## start
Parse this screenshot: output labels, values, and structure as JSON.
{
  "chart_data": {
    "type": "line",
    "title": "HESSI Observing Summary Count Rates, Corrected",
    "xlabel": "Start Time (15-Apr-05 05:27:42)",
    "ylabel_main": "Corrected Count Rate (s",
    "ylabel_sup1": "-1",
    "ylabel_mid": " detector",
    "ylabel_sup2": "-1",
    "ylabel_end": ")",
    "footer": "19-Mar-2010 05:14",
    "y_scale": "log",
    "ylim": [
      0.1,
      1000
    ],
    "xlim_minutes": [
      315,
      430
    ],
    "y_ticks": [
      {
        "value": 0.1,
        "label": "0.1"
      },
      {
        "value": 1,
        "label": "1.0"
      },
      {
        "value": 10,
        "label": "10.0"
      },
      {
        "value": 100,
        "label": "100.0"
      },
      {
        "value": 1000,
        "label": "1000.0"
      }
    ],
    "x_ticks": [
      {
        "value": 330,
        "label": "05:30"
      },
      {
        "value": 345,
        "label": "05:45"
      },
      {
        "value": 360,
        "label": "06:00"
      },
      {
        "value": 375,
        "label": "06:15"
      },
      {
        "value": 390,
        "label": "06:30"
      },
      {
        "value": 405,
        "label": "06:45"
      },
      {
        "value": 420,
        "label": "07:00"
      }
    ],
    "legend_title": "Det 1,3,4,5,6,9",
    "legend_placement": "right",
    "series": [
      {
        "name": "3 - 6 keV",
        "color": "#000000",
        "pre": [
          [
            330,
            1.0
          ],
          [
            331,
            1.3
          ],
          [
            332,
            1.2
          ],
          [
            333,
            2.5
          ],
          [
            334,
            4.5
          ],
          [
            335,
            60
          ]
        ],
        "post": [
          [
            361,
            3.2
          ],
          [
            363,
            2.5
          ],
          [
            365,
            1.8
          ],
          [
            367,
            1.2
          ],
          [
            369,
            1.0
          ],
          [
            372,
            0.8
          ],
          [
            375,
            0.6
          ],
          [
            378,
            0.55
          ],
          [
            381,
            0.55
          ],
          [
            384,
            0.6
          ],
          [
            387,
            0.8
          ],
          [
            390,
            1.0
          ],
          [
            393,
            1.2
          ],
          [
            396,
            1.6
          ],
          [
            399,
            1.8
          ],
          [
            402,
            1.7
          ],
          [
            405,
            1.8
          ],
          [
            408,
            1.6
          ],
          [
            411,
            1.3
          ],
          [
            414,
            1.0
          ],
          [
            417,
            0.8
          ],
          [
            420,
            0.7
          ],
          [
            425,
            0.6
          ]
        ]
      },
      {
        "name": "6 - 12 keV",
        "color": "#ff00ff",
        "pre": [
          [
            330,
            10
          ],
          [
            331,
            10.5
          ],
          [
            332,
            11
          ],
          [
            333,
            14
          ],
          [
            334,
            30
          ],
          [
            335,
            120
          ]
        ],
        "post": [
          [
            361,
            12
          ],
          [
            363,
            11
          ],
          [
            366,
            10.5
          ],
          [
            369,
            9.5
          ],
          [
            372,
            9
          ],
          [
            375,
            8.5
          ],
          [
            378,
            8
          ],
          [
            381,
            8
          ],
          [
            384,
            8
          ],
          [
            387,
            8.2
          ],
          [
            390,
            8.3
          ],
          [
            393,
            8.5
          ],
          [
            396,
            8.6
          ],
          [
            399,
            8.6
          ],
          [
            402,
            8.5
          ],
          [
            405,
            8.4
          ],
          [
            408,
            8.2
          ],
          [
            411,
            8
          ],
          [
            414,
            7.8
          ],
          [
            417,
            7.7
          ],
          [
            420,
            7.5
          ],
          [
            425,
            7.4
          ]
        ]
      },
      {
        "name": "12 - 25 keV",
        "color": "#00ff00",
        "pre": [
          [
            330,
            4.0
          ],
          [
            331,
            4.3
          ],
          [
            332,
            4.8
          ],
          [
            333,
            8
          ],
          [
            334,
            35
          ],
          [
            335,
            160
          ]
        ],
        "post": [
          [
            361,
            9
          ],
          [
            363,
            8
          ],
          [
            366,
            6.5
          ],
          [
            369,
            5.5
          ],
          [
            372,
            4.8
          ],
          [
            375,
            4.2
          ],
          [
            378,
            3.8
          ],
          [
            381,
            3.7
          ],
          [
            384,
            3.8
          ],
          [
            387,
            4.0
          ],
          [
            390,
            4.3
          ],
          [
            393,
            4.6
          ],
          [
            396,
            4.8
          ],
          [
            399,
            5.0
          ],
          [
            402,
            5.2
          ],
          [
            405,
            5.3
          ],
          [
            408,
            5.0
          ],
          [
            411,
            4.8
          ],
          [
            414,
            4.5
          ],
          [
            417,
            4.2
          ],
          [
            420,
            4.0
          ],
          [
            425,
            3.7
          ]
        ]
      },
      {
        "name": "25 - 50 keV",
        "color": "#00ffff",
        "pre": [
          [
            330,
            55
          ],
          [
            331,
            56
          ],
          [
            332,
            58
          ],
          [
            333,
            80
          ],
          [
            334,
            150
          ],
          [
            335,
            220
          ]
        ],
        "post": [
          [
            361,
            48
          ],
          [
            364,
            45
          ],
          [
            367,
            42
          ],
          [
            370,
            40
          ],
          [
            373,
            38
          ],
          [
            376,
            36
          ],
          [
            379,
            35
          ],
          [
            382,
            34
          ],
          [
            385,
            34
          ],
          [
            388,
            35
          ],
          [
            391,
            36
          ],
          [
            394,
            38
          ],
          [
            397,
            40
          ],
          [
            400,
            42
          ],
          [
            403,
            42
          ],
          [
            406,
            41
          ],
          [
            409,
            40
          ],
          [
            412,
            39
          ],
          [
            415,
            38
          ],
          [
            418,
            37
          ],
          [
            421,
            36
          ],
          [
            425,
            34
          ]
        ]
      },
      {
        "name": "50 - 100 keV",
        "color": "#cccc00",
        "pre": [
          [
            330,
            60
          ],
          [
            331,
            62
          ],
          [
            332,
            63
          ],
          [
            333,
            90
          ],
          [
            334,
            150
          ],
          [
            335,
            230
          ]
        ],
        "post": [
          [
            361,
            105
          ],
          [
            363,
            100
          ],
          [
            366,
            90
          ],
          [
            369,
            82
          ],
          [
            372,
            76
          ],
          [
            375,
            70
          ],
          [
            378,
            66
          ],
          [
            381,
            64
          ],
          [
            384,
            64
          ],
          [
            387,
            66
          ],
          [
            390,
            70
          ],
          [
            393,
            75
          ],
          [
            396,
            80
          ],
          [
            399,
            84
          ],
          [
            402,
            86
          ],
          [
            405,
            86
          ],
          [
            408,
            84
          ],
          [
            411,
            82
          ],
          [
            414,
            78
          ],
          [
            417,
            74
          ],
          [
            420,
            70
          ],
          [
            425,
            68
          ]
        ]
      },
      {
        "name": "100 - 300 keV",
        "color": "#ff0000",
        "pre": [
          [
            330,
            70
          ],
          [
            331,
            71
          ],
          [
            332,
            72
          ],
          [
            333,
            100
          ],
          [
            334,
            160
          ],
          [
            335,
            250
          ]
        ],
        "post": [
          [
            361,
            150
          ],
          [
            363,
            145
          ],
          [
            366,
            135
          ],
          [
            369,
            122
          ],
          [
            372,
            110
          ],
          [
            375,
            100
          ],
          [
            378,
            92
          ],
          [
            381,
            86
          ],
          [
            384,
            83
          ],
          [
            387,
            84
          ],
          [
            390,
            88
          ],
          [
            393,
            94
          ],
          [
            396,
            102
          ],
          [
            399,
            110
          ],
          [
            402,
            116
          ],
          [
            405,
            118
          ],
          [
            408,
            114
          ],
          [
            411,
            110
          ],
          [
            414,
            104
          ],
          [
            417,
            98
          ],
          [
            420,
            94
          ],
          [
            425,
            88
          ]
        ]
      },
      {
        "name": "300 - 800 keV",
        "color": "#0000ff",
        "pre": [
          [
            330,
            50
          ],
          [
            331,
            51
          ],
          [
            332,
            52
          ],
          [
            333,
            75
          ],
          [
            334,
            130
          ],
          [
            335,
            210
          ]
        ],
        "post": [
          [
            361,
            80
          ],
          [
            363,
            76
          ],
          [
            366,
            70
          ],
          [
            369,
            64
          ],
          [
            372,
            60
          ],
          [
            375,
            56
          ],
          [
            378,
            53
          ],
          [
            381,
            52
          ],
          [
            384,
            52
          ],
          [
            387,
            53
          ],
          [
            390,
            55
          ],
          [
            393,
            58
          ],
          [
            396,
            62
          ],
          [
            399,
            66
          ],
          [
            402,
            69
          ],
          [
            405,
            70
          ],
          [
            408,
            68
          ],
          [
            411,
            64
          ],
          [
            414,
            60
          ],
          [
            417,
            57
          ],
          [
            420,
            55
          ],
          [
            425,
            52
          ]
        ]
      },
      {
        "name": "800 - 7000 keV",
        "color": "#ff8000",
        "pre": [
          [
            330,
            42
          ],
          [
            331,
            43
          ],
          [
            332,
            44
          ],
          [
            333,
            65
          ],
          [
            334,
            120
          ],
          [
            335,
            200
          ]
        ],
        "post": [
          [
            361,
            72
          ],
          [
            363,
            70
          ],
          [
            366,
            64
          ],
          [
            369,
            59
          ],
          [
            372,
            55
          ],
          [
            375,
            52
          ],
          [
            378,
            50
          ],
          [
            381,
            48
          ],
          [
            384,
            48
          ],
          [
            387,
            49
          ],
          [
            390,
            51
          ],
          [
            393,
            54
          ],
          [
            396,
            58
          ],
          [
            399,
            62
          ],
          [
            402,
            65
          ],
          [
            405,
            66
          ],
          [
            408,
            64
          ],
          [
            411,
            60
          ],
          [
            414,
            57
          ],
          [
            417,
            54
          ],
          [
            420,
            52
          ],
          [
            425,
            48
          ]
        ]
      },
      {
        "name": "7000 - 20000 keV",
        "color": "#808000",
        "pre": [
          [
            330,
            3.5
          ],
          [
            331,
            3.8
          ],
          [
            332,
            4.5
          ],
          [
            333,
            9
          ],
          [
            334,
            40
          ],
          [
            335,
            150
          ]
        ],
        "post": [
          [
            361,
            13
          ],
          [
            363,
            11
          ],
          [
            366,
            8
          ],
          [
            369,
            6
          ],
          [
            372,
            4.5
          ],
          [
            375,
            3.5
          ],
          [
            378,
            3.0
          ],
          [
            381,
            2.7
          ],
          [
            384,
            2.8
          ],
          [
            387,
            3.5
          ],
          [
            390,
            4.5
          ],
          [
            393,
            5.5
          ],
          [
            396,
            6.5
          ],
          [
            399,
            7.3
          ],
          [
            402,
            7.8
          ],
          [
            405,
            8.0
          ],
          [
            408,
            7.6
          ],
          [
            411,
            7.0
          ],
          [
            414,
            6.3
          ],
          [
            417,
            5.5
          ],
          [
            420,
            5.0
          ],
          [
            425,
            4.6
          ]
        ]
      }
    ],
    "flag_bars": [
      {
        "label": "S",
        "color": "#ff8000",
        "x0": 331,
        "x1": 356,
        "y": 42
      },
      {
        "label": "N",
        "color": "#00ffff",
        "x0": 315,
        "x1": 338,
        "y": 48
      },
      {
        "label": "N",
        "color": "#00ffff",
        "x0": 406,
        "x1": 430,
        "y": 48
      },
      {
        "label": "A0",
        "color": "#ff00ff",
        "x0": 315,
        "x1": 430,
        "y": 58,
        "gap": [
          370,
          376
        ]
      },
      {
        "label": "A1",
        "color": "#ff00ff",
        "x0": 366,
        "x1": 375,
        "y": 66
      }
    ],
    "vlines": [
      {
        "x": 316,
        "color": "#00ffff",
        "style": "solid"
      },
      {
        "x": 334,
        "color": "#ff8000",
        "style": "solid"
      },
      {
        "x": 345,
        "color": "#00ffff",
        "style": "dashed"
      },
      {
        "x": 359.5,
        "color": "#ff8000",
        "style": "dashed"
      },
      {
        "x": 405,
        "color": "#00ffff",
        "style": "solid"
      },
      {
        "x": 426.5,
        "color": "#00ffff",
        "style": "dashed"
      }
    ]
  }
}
## end
## start
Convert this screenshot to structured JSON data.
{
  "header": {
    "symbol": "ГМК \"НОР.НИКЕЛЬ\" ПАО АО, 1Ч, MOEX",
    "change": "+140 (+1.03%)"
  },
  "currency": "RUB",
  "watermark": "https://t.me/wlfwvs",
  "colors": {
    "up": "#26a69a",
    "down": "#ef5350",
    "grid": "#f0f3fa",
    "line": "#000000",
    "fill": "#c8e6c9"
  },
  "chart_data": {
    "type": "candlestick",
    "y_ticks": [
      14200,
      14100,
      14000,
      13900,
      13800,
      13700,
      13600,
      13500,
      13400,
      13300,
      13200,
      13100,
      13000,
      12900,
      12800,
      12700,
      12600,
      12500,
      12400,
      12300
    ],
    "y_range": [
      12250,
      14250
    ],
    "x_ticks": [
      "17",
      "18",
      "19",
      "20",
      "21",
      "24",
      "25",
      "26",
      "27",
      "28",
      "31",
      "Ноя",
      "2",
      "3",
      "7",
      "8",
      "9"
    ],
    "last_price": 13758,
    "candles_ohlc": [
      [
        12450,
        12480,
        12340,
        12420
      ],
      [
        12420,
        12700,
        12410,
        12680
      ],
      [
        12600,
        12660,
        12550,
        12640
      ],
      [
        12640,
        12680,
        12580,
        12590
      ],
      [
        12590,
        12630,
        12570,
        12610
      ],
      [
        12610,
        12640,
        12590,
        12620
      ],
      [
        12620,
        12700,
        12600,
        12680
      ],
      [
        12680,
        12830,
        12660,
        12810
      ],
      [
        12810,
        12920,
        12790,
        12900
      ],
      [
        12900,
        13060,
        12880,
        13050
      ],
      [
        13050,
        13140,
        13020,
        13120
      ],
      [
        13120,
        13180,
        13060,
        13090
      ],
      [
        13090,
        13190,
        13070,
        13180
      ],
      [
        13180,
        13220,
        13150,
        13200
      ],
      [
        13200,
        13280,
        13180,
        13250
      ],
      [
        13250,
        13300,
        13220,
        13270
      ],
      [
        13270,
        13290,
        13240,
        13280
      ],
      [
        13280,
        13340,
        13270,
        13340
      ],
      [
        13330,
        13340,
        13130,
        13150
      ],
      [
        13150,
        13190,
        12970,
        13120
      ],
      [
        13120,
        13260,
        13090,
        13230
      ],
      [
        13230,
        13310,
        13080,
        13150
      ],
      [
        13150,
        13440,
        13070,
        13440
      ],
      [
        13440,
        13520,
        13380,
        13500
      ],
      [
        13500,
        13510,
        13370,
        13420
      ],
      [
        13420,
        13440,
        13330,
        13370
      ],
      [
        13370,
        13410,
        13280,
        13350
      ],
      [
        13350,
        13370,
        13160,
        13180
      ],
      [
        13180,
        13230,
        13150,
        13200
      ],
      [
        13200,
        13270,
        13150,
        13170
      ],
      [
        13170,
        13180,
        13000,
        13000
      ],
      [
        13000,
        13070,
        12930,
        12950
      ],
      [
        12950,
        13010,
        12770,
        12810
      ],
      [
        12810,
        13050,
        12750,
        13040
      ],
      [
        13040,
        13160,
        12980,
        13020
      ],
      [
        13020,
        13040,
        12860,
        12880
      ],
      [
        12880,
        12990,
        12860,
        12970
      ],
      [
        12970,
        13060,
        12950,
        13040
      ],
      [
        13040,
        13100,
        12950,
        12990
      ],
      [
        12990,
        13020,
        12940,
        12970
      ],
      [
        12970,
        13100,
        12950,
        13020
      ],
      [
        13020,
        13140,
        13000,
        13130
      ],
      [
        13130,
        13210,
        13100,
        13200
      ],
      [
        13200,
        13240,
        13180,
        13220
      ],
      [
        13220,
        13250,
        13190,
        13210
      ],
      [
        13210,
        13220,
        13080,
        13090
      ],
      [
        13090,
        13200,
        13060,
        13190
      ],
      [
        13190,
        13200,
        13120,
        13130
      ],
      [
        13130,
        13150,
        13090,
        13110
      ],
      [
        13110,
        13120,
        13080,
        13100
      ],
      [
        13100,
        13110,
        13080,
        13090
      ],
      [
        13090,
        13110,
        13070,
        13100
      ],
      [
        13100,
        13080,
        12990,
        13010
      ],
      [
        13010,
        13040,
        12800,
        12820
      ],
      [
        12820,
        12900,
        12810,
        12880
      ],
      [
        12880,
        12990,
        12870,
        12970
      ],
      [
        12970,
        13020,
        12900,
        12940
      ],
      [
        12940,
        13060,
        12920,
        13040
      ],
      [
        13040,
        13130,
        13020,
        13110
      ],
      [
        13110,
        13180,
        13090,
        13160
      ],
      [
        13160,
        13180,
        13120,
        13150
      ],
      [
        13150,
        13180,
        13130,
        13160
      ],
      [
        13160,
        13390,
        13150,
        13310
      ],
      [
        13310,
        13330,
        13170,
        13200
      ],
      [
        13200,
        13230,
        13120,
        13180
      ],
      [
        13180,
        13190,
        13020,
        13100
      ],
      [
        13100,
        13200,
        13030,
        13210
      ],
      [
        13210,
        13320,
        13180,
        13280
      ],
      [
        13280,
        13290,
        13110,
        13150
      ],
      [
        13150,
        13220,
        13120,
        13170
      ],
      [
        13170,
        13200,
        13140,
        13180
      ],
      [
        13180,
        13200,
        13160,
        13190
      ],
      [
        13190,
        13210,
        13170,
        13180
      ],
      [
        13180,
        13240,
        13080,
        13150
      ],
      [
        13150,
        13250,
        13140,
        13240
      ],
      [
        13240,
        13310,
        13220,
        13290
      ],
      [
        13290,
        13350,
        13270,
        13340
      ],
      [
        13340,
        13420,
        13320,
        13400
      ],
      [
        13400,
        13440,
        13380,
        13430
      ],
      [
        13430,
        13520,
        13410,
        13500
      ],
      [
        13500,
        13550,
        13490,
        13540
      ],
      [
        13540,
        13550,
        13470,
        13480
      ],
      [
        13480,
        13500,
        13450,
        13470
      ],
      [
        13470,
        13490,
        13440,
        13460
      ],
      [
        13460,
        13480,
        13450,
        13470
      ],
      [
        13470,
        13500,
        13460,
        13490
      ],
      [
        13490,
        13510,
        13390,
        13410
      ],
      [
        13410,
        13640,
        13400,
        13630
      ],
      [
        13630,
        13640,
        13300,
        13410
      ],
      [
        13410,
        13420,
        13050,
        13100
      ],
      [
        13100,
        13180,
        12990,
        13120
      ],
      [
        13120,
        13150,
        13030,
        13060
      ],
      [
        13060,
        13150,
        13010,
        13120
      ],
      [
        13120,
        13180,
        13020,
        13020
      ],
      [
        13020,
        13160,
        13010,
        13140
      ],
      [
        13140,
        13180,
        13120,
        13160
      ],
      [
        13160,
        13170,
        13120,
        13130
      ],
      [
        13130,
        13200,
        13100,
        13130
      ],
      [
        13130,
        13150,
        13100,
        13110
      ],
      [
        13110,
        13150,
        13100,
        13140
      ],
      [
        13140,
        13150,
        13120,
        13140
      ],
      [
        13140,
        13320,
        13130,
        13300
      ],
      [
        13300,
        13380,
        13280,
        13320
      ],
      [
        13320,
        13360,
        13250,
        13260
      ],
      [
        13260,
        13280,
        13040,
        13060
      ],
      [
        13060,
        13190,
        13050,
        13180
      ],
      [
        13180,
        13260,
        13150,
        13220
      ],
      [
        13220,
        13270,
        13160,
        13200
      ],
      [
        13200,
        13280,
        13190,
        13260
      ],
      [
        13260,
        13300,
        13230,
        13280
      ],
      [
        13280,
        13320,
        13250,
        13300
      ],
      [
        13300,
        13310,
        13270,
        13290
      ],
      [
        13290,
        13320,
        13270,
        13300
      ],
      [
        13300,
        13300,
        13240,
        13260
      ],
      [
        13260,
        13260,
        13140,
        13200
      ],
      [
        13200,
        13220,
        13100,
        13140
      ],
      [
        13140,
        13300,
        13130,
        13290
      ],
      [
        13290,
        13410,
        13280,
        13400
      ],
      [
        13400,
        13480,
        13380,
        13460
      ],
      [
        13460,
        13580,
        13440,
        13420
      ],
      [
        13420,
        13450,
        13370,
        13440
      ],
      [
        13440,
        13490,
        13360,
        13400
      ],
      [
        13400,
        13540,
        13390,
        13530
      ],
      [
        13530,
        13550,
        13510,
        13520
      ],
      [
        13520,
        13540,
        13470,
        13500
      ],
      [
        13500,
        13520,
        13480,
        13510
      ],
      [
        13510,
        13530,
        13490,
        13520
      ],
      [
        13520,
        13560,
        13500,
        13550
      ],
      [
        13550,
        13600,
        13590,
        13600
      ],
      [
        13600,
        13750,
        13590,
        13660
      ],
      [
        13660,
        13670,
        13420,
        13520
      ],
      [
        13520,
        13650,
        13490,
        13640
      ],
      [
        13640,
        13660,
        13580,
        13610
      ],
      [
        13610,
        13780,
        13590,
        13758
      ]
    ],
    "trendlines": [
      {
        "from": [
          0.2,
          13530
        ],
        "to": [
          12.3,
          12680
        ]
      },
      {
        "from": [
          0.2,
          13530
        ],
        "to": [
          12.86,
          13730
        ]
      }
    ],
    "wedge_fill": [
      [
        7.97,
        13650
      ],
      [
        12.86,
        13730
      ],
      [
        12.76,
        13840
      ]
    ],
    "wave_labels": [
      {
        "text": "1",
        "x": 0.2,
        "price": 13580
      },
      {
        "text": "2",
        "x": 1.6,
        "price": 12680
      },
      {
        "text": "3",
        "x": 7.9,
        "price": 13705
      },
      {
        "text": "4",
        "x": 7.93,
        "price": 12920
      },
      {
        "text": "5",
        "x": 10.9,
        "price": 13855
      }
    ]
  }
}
## end
## start
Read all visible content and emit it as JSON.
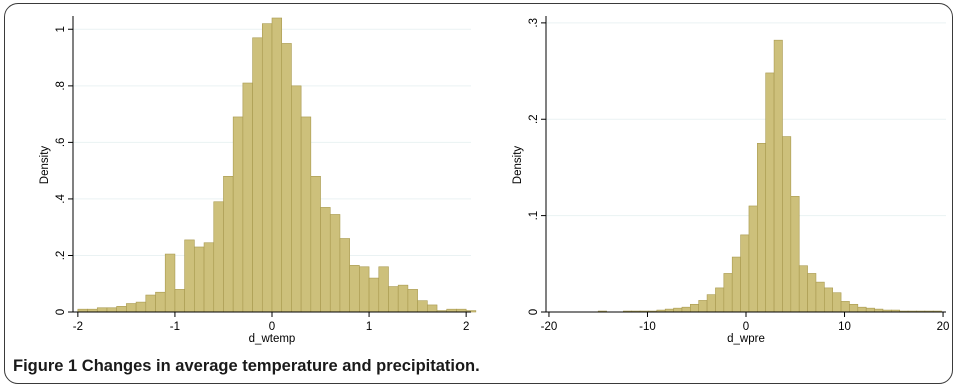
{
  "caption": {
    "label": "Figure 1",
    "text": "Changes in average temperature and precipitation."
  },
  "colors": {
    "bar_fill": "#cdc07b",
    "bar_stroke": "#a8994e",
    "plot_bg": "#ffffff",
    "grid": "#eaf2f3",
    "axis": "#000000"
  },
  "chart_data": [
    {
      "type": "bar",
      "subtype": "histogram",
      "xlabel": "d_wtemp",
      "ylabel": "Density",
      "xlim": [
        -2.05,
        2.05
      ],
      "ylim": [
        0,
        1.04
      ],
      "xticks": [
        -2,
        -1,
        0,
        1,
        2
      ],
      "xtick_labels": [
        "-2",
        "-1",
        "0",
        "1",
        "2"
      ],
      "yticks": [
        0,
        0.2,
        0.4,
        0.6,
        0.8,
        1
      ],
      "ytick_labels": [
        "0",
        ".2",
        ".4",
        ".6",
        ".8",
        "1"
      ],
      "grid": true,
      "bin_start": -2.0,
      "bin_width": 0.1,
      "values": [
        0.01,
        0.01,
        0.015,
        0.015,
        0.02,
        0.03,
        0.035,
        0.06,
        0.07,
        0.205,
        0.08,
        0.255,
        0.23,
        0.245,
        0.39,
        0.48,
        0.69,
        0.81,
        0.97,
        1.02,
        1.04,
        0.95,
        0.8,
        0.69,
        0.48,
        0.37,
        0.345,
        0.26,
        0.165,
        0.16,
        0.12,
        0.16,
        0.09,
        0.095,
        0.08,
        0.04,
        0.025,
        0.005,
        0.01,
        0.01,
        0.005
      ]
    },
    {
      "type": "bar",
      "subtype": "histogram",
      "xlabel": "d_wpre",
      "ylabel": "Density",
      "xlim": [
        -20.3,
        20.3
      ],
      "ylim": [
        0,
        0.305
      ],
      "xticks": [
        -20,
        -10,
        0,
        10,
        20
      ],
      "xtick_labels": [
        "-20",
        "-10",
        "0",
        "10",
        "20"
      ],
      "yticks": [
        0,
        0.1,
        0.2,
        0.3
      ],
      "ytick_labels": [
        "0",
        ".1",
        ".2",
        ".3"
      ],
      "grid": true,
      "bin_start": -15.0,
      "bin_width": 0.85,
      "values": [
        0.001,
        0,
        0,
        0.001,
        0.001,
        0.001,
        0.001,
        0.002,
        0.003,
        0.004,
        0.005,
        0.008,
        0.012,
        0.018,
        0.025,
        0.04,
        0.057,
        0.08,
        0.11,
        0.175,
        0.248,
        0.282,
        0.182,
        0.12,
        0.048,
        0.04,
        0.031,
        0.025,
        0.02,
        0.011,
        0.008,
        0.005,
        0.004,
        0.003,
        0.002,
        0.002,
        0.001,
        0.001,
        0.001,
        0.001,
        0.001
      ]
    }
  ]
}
## end
:: Exercise prompt ::
Tally the lines of the listing that include "xlabel". Reply with nothing but the count.

:: The reply ::
3